(Stored data)
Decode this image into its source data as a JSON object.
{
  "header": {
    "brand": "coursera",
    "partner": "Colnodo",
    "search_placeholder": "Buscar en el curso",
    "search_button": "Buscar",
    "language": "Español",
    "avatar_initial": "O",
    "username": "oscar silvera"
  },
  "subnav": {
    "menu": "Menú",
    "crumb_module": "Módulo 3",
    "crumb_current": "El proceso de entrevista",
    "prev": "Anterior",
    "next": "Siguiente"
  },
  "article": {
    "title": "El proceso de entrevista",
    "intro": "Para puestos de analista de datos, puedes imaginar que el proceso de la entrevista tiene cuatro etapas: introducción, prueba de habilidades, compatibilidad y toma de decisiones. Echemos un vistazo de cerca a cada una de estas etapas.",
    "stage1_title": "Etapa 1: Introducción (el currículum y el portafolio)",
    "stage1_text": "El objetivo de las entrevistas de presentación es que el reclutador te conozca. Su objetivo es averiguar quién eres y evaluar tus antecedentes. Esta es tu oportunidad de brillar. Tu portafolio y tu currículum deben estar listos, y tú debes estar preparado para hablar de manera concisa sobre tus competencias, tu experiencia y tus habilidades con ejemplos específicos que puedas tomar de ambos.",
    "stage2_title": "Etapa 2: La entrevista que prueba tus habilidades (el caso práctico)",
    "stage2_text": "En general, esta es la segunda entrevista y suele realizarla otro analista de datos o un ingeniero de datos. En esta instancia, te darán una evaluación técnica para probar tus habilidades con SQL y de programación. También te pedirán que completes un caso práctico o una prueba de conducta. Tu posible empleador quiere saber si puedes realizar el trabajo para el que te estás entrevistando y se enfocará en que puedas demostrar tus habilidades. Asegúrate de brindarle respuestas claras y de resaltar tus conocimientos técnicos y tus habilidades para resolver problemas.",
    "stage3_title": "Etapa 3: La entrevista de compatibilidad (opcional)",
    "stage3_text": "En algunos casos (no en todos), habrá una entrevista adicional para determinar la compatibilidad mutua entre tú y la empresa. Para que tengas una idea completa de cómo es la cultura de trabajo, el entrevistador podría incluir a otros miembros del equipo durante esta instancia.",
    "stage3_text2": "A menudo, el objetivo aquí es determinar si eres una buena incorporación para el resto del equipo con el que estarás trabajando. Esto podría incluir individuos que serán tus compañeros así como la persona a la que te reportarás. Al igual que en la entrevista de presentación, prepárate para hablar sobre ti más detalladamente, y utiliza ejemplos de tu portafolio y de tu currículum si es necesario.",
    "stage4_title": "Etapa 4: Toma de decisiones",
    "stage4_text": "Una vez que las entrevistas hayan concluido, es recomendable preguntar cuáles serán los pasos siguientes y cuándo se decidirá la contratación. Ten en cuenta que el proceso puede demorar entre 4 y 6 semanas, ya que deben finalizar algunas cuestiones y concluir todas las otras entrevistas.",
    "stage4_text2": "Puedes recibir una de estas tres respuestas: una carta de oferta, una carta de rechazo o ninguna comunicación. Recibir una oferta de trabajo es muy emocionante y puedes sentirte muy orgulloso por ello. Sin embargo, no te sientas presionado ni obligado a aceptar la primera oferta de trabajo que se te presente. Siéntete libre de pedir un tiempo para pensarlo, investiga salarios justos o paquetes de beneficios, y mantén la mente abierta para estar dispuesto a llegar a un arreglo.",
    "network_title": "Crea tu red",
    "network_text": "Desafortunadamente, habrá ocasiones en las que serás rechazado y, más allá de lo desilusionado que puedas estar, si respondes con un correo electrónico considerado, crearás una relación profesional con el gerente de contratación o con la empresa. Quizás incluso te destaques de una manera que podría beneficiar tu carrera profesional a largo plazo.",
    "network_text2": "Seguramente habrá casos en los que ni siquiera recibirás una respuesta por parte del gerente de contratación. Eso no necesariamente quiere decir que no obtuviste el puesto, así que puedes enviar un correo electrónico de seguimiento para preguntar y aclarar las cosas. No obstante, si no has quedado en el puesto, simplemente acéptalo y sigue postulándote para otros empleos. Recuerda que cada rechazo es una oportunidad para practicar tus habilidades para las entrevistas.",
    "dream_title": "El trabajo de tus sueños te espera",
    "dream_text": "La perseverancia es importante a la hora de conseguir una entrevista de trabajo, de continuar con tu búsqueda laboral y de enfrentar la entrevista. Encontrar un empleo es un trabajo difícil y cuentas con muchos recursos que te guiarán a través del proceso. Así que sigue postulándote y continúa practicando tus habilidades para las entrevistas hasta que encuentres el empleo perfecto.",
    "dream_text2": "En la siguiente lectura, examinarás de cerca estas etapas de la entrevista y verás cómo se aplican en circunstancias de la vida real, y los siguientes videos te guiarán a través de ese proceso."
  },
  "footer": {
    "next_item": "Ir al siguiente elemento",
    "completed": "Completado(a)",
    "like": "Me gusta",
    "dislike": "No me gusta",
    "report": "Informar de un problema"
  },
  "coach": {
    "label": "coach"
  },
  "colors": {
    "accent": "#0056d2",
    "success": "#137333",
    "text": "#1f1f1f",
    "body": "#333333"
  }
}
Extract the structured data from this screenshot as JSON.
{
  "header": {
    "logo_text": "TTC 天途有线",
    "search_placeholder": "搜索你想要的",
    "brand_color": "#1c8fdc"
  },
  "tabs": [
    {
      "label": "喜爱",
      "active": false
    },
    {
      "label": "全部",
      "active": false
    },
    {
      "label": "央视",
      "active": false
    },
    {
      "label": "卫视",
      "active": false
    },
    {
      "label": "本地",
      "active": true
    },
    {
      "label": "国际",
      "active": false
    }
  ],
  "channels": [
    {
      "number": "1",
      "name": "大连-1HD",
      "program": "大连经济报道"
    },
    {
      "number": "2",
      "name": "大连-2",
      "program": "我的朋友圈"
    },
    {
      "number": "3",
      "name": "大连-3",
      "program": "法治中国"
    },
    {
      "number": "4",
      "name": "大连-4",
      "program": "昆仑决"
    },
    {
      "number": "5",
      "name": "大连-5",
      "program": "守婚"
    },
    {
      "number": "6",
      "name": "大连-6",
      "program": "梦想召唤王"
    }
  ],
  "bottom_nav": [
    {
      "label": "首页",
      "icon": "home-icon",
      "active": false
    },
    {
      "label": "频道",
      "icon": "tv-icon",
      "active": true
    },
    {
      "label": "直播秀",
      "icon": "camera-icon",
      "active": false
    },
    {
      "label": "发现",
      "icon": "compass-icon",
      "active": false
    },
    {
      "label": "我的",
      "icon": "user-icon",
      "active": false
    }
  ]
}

_YOUR INSTRUCTIONS_
Using the entries above, please restate each one word for word.

_OUTPUT FOR THIS EXERCISE_
Decode this image into its source data as a JSON object.
{
  "header": {
    "brand": "coursera",
    "partner": "Colnodo",
    "search_placeholder": "Buscar en el curso",
    "search_button": "Buscar",
    "language": "Español",
    "avatar_initial": "O",
    "username": "oscar silvera"
  },
  "subnav": {
    "menu": "Menú",
    "crumb_module": "Módulo 3",
    "crumb_current": "El proceso de entrevista",
    "prev": "Anterior",
    "next": "Siguiente"
  },
  "article": {
    "title": "El proceso de entrevista",
    "intro": "Para puestos de analista de datos, puedes imaginar que el proceso de la entrevista tiene cuatro etapas: introducción, prueba de habilidades, compatibilidad y toma de decisiones. Echemos un vistazo de cerca a cada una de estas etapas.",
    "stage1_title": "Etapa 1: Introducción (el currículum y el portafolio)",
    "stage1_text": "El objetivo de las entrevistas de presentación es que el reclutador te conozca. Su objetivo es averiguar quién eres y evaluar tus antecedentes. Esta es tu oportunidad de brillar. Tu portafolio y tu currículum deben estar listos, y tú debes estar preparado para hablar de manera concisa sobre tus competencias, tu experiencia y tus habilidades con ejemplos específicos que puedas tomar de ambos.",
    "stage2_title": "Etapa 2: La entrevista que prueba tus habilidades (el caso práctico)",
    "stage2_text": "En general, esta es la segunda entrevista y suele realizarla otro analista de datos o un ingeniero de datos. En esta instancia, te darán una evaluación técnica para probar tus habilidades con SQL y de programación. También te pedirán que completes un caso práctico o una prueba de conducta. Tu posible empleador quiere saber si puedes realizar el trabajo para el que te estás entrevistando y se enfocará en que puedas demostrar tus habilidades. Asegúrate de brindarle respuestas claras y de resaltar tus conocimientos técnicos y tus habilidades para resolver problemas.",
    "stage3_title": "Etapa 3: La entrevista de compatibilidad (opcional)",
    "stage3_text": "En algunos casos (no en todos), habrá una entrevista adicional para determinar la compatibilidad mutua entre tú y la empresa. Para que tengas una idea completa de cómo es la cultura de trabajo, el entrevistador podría incluir a otros miembros del equipo durante esta instancia.",
    "stage3_text2": "A menudo, el objetivo aquí es determinar si eres una buena incorporación para el resto del equipo con el que estarás trabajando. Esto podría incluir individuos que serán tus compañeros así como la persona a la que te reportarás. Al igual que en la entrevista de presentación, prepárate para hablar sobre ti más detalladamente, y utiliza ejemplos de tu portafolio y de tu currículum si es necesario.",
    "stage4_title": "Etapa 4: Toma de decisiones",
    "stage4_text": "Una vez que las entrevistas hayan concluido, es recomendable preguntar cuáles serán los pasos siguientes y cuándo se decidirá la contratación. Ten en cuenta que el proceso puede demorar entre 4 y 6 semanas, ya que deben finalizar algunas cuestiones y concluir todas las otras entrevistas.",
    "stage4_text2": "Puedes recibir una de estas tres respuestas: una carta de oferta, una carta de rechazo o ninguna comunicación. Recibir una oferta de trabajo es muy emocionante y puedes sentirte muy orgulloso por ello. Sin embargo, no te sientas presionado ni obligado a aceptar la primera oferta de trabajo que se te presente. Siéntete libre de pedir un tiempo para pensarlo, investiga salarios justos o paquetes de beneficios, y mantén la mente abierta para estar dispuesto a llegar a un arreglo.",
    "network_title": "Crea tu red",
    "network_text": "Desafortunadamente, habrá ocasiones en las que serás rechazado y, más allá de lo desilusionado que puedas estar, si respondes con un correo electrónico considerado, crearás una relación profesional con el gerente de contratación o con la empresa. Quizás incluso te destaques de una manera que podría beneficiar tu carrera profesional a largo plazo.",
    "network_text2": "Seguramente habrá casos en los que ni siquiera recibirás una respuesta por parte del gerente de contratación. Eso no necesariamente quiere decir que no obtuviste el puesto, así que puedes enviar un correo electrónico de seguimiento para preguntar y aclarar las cosas. No obstante, si no has quedado en el puesto, simplemente acéptalo y sigue postulándote para otros empleos. Recuerda que cada rechazo es una oportunidad para practicar tus habilidades para las entrevistas.",
    "dream_title": "El trabajo de tus sueños te espera",
    "dream_text": "La perseverancia es importante a la hora de conseguir una entrevista de trabajo, de continuar con tu búsqueda laboral y de enfrentar la entrevista. Encontrar un empleo es un trabajo difícil y cuentas con muchos recursos que te guiarán a través del proceso. Así que sigue postulándote y continúa practicando tus habilidades para las entrevistas hasta que encuentres el empleo perfecto.",
    "dream_text2": "En la siguiente lectura, examinarás de cerca estas etapas de la entrevista y verás cómo se aplican en circunstancias de la vida real, y los siguientes videos te guiarán a través de ese proceso."
  },
  "footer": {
    "next_item": "Ir al siguiente elemento",
    "completed": "Completado(a)",
    "like": "Me gusta",
    "dislike": "No me gusta",
    "report": "Informar de un problema"
  },
  "coach": {
    "label": "coach"
  },
  "colors": {
    "accent": "#0056d2",
    "success": "#137333",
    "text": "#1f1f1f",
    "body": "#333333"
  }
}
Extract the structured data from this screenshot as JSON.
{
  "header": {
    "logo_text": "TTC 天途有线",
    "search_placeholder": "搜索你想要的",
    "brand_color": "#1c8fdc"
  },
  "tabs": [
    {
      "label": "喜爱",
      "active": false
    },
    {
      "label": "全部",
      "active": false
    },
    {
      "label": "央视",
      "active": false
    },
    {
      "label": "卫视",
      "active": false
    },
    {
      "label": "本地",
      "active": true
    },
    {
      "label": "国际",
      "active": false
    }
  ],
  "channels": [
    {
      "number": "1",
      "name": "大连-1HD",
      "program": "大连经济报道"
    },
    {
      "number": "2",
      "name": "大连-2",
      "program": "我的朋友圈"
    },
    {
      "number": "3",
      "name": "大连-3",
      "program": "法治中国"
    },
    {
      "number": "4",
      "name": "大连-4",
      "program": "昆仑决"
    },
    {
      "number": "5",
      "name": "大连-5",
      "program": "守婚"
    },
    {
      "number": "6",
      "name": "大连-6",
      "program": "梦想召唤王"
    }
  ],
  "bottom_nav": [
    {
      "label": "首页",
      "icon": "home-icon",
      "active": false
    },
    {
      "label": "频道",
      "icon": "tv-icon",
      "active": true
    },
    {
      "label": "直播秀",
      "icon": "camera-icon",
      "active": false
    },
    {
      "label": "发现",
      "icon": "compass-icon",
      "active": false
    },
    {
      "label": "我的",
      "icon": "user-icon",
      "active": false
    }
  ]
}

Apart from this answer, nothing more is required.